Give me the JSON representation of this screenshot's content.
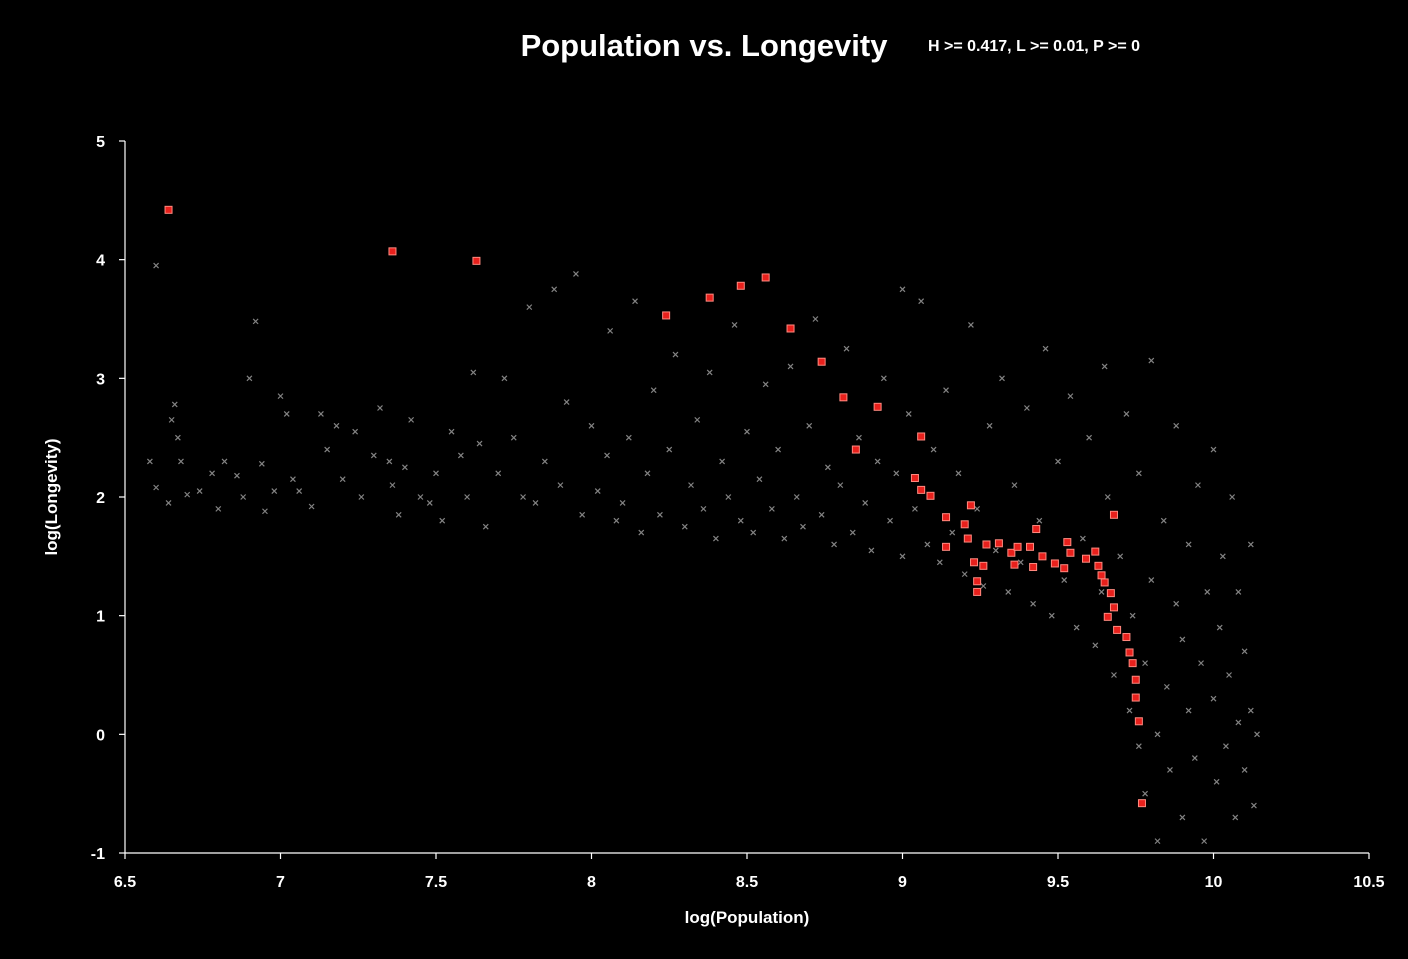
{
  "chart_data": {
    "type": "scatter",
    "title": "Population vs. Longevity",
    "subtitle": "H >= 0.417, L >= 0.01, P >= 0",
    "xlabel": "log(Population)",
    "ylabel": "log(Longevity)",
    "xlim": [
      6.5,
      10.5
    ],
    "ylim": [
      -1,
      5
    ],
    "xticks": [
      "6.5",
      "7",
      "7.5",
      "8",
      "8.5",
      "9",
      "9.5",
      "10",
      "10.5"
    ],
    "yticks": [
      "-1",
      "0",
      "1",
      "2",
      "3",
      "4",
      "5"
    ],
    "grid": false,
    "background": "#000000",
    "series": [
      {
        "marker": "x",
        "color": "#9a9a9a",
        "points": [
          [
            6.58,
            2.3
          ],
          [
            6.6,
            2.08
          ],
          [
            6.6,
            3.95
          ],
          [
            6.64,
            1.95
          ],
          [
            6.65,
            2.65
          ],
          [
            6.66,
            2.78
          ],
          [
            6.67,
            2.5
          ],
          [
            6.68,
            2.3
          ],
          [
            6.7,
            2.02
          ],
          [
            6.74,
            2.05
          ],
          [
            6.78,
            2.2
          ],
          [
            6.8,
            1.9
          ],
          [
            6.82,
            2.3
          ],
          [
            6.86,
            2.18
          ],
          [
            6.88,
            2.0
          ],
          [
            6.9,
            3.0
          ],
          [
            6.92,
            3.48
          ],
          [
            6.94,
            2.28
          ],
          [
            6.95,
            1.88
          ],
          [
            6.98,
            2.05
          ],
          [
            7.0,
            2.85
          ],
          [
            7.02,
            2.7
          ],
          [
            7.04,
            2.15
          ],
          [
            7.06,
            2.05
          ],
          [
            7.1,
            1.92
          ],
          [
            7.13,
            2.7
          ],
          [
            7.15,
            2.4
          ],
          [
            7.18,
            2.6
          ],
          [
            7.2,
            2.15
          ],
          [
            7.24,
            2.55
          ],
          [
            7.26,
            2.0
          ],
          [
            7.3,
            2.35
          ],
          [
            7.32,
            2.75
          ],
          [
            7.35,
            2.3
          ],
          [
            7.36,
            2.1
          ],
          [
            7.38,
            1.85
          ],
          [
            7.4,
            2.25
          ],
          [
            7.42,
            2.65
          ],
          [
            7.45,
            2.0
          ],
          [
            7.48,
            1.95
          ],
          [
            7.5,
            2.2
          ],
          [
            7.52,
            1.8
          ],
          [
            7.55,
            2.55
          ],
          [
            7.58,
            2.35
          ],
          [
            7.6,
            2.0
          ],
          [
            7.62,
            3.05
          ],
          [
            7.64,
            2.45
          ],
          [
            7.66,
            1.75
          ],
          [
            7.7,
            2.2
          ],
          [
            7.72,
            3.0
          ],
          [
            7.75,
            2.5
          ],
          [
            7.78,
            2.0
          ],
          [
            7.8,
            3.6
          ],
          [
            7.82,
            1.95
          ],
          [
            7.85,
            2.3
          ],
          [
            7.88,
            3.75
          ],
          [
            7.9,
            2.1
          ],
          [
            7.92,
            2.8
          ],
          [
            7.95,
            3.88
          ],
          [
            7.97,
            1.85
          ],
          [
            8.0,
            2.6
          ],
          [
            8.02,
            2.05
          ],
          [
            8.05,
            2.35
          ],
          [
            8.06,
            3.4
          ],
          [
            8.08,
            1.8
          ],
          [
            8.1,
            1.95
          ],
          [
            8.12,
            2.5
          ],
          [
            8.14,
            3.65
          ],
          [
            8.16,
            1.7
          ],
          [
            8.18,
            2.2
          ],
          [
            8.2,
            2.9
          ],
          [
            8.22,
            1.85
          ],
          [
            8.25,
            2.4
          ],
          [
            8.27,
            3.2
          ],
          [
            8.3,
            1.75
          ],
          [
            8.32,
            2.1
          ],
          [
            8.34,
            2.65
          ],
          [
            8.36,
            1.9
          ],
          [
            8.38,
            3.05
          ],
          [
            8.4,
            1.65
          ],
          [
            8.42,
            2.3
          ],
          [
            8.44,
            2.0
          ],
          [
            8.46,
            3.45
          ],
          [
            8.48,
            1.8
          ],
          [
            8.5,
            2.55
          ],
          [
            8.52,
            1.7
          ],
          [
            8.54,
            2.15
          ],
          [
            8.56,
            2.95
          ],
          [
            8.58,
            1.9
          ],
          [
            8.6,
            2.4
          ],
          [
            8.62,
            1.65
          ],
          [
            8.64,
            3.1
          ],
          [
            8.66,
            2.0
          ],
          [
            8.68,
            1.75
          ],
          [
            8.7,
            2.6
          ],
          [
            8.72,
            3.5
          ],
          [
            8.74,
            1.85
          ],
          [
            8.76,
            2.25
          ],
          [
            8.78,
            1.6
          ],
          [
            8.8,
            2.1
          ],
          [
            8.82,
            3.25
          ],
          [
            8.84,
            1.7
          ],
          [
            8.86,
            2.5
          ],
          [
            8.88,
            1.95
          ],
          [
            8.9,
            1.55
          ],
          [
            8.92,
            2.3
          ],
          [
            8.94,
            3.0
          ],
          [
            8.96,
            1.8
          ],
          [
            8.98,
            2.2
          ],
          [
            9.0,
            1.5
          ],
          [
            9.0,
            3.75
          ],
          [
            9.02,
            2.7
          ],
          [
            9.04,
            1.9
          ],
          [
            9.06,
            3.65
          ],
          [
            9.08,
            1.6
          ],
          [
            9.1,
            2.4
          ],
          [
            9.12,
            1.45
          ],
          [
            9.14,
            2.9
          ],
          [
            9.16,
            1.7
          ],
          [
            9.18,
            2.2
          ],
          [
            9.2,
            1.35
          ],
          [
            9.22,
            3.45
          ],
          [
            9.24,
            1.9
          ],
          [
            9.26,
            1.25
          ],
          [
            9.28,
            2.6
          ],
          [
            9.3,
            1.55
          ],
          [
            9.32,
            3.0
          ],
          [
            9.34,
            1.2
          ],
          [
            9.36,
            2.1
          ],
          [
            9.38,
            1.45
          ],
          [
            9.4,
            2.75
          ],
          [
            9.42,
            1.1
          ],
          [
            9.44,
            1.8
          ],
          [
            9.46,
            3.25
          ],
          [
            9.48,
            1.0
          ],
          [
            9.5,
            2.3
          ],
          [
            9.52,
            1.3
          ],
          [
            9.54,
            2.85
          ],
          [
            9.56,
            0.9
          ],
          [
            9.58,
            1.65
          ],
          [
            9.6,
            2.5
          ],
          [
            9.62,
            0.75
          ],
          [
            9.64,
            1.2
          ],
          [
            9.65,
            3.1
          ],
          [
            9.66,
            2.0
          ],
          [
            9.68,
            0.5
          ],
          [
            9.7,
            1.5
          ],
          [
            9.72,
            2.7
          ],
          [
            9.73,
            0.2
          ],
          [
            9.74,
            1.0
          ],
          [
            9.76,
            -0.1
          ],
          [
            9.76,
            2.2
          ],
          [
            9.78,
            0.6
          ],
          [
            9.78,
            -0.5
          ],
          [
            9.8,
            1.3
          ],
          [
            9.8,
            3.15
          ],
          [
            9.82,
            0.0
          ],
          [
            9.82,
            -0.9
          ],
          [
            9.84,
            1.8
          ],
          [
            9.85,
            0.4
          ],
          [
            9.86,
            -0.3
          ],
          [
            9.88,
            1.1
          ],
          [
            9.88,
            2.6
          ],
          [
            9.9,
            0.8
          ],
          [
            9.9,
            -0.7
          ],
          [
            9.92,
            0.2
          ],
          [
            9.92,
            1.6
          ],
          [
            9.94,
            -0.2
          ],
          [
            9.95,
            2.1
          ],
          [
            9.96,
            0.6
          ],
          [
            9.97,
            -0.9
          ],
          [
            9.98,
            1.2
          ],
          [
            10.0,
            0.3
          ],
          [
            10.0,
            2.4
          ],
          [
            10.01,
            -0.4
          ],
          [
            10.02,
            0.9
          ],
          [
            10.03,
            1.5
          ],
          [
            10.04,
            -0.1
          ],
          [
            10.05,
            0.5
          ],
          [
            10.06,
            2.0
          ],
          [
            10.07,
            -0.7
          ],
          [
            10.08,
            0.1
          ],
          [
            10.08,
            1.2
          ],
          [
            10.1,
            0.7
          ],
          [
            10.1,
            -0.3
          ],
          [
            10.12,
            0.2
          ],
          [
            10.12,
            1.6
          ],
          [
            10.13,
            -0.6
          ],
          [
            10.14,
            0.0
          ]
        ]
      },
      {
        "marker": "square",
        "color": "#e8201c",
        "points": [
          [
            6.64,
            4.42
          ],
          [
            7.36,
            4.07
          ],
          [
            7.63,
            3.99
          ],
          [
            8.24,
            3.53
          ],
          [
            8.38,
            3.68
          ],
          [
            8.48,
            3.78
          ],
          [
            8.56,
            3.85
          ],
          [
            8.64,
            3.42
          ],
          [
            8.74,
            3.14
          ],
          [
            8.81,
            2.84
          ],
          [
            8.92,
            2.76
          ],
          [
            8.85,
            2.4
          ],
          [
            9.06,
            2.51
          ],
          [
            9.04,
            2.16
          ],
          [
            9.06,
            2.06
          ],
          [
            9.09,
            2.01
          ],
          [
            9.22,
            1.93
          ],
          [
            9.14,
            1.83
          ],
          [
            9.2,
            1.77
          ],
          [
            9.43,
            1.73
          ],
          [
            9.68,
            1.85
          ],
          [
            9.21,
            1.65
          ],
          [
            9.14,
            1.58
          ],
          [
            9.27,
            1.6
          ],
          [
            9.31,
            1.61
          ],
          [
            9.35,
            1.53
          ],
          [
            9.37,
            1.58
          ],
          [
            9.41,
            1.58
          ],
          [
            9.53,
            1.62
          ],
          [
            9.54,
            1.53
          ],
          [
            9.62,
            1.54
          ],
          [
            9.45,
            1.5
          ],
          [
            9.49,
            1.44
          ],
          [
            9.52,
            1.4
          ],
          [
            9.59,
            1.48
          ],
          [
            9.63,
            1.42
          ],
          [
            9.23,
            1.45
          ],
          [
            9.26,
            1.42
          ],
          [
            9.36,
            1.43
          ],
          [
            9.42,
            1.41
          ],
          [
            9.64,
            1.34
          ],
          [
            9.65,
            1.28
          ],
          [
            9.24,
            1.29
          ],
          [
            9.24,
            1.2
          ],
          [
            9.67,
            1.19
          ],
          [
            9.68,
            1.07
          ],
          [
            9.66,
            0.99
          ],
          [
            9.69,
            0.88
          ],
          [
            9.72,
            0.82
          ],
          [
            9.73,
            0.69
          ],
          [
            9.74,
            0.6
          ],
          [
            9.75,
            0.46
          ],
          [
            9.75,
            0.31
          ],
          [
            9.76,
            0.11
          ],
          [
            9.77,
            -0.58
          ]
        ]
      }
    ]
  }
}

§

■ **Problem statement**
Each line that holds the string "Longevity" counts once; give the total and nothing else.

■ **Task response**
2